• Prompt: Output the entries verbatim, including every line.

(Stored records)
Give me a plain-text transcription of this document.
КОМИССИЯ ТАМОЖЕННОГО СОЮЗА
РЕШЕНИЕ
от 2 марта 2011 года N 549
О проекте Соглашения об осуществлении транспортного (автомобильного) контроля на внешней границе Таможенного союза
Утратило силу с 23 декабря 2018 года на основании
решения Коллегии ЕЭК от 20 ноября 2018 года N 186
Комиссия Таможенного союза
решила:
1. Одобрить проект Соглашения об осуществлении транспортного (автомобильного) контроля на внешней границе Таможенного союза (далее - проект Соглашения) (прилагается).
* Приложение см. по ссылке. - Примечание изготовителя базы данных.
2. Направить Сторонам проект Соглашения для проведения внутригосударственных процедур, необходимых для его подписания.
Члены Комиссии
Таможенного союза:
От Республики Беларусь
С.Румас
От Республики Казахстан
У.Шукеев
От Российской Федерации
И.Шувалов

• Task response:
Give me a plain-text transcription of this document.
КОМИССИЯ ТАМОЖЕННОГО СОЮЗА
РЕШЕНИЕ
от 2 марта 2011 года N 549
О проекте Соглашения об осуществлении транспортного (автомобильного) контроля на внешней границе Таможенного союза
Утратило силу с 23 декабря 2018 года на основании
решения Коллегии ЕЭК от 20 ноября 2018 года N 186
Комиссия Таможенного союза
решила:
1. Одобрить проект Соглашения об осуществлении транспортного (автомобильного) контроля на внешней границе Таможенного союза (далее - проект Соглашения) (прилагается).
* Приложение см. по ссылке. - Примечание изготовителя базы данных.
2. Направить Сторонам проект Соглашения для проведения внутригосударственных процедур, необходимых для его подписания.
Члены Комиссии
Таможенного союза:
От Республики Беларусь
С.Румас
От Республики Казахстан
У.Шукеев
От Российской Федерации
И.Шувалов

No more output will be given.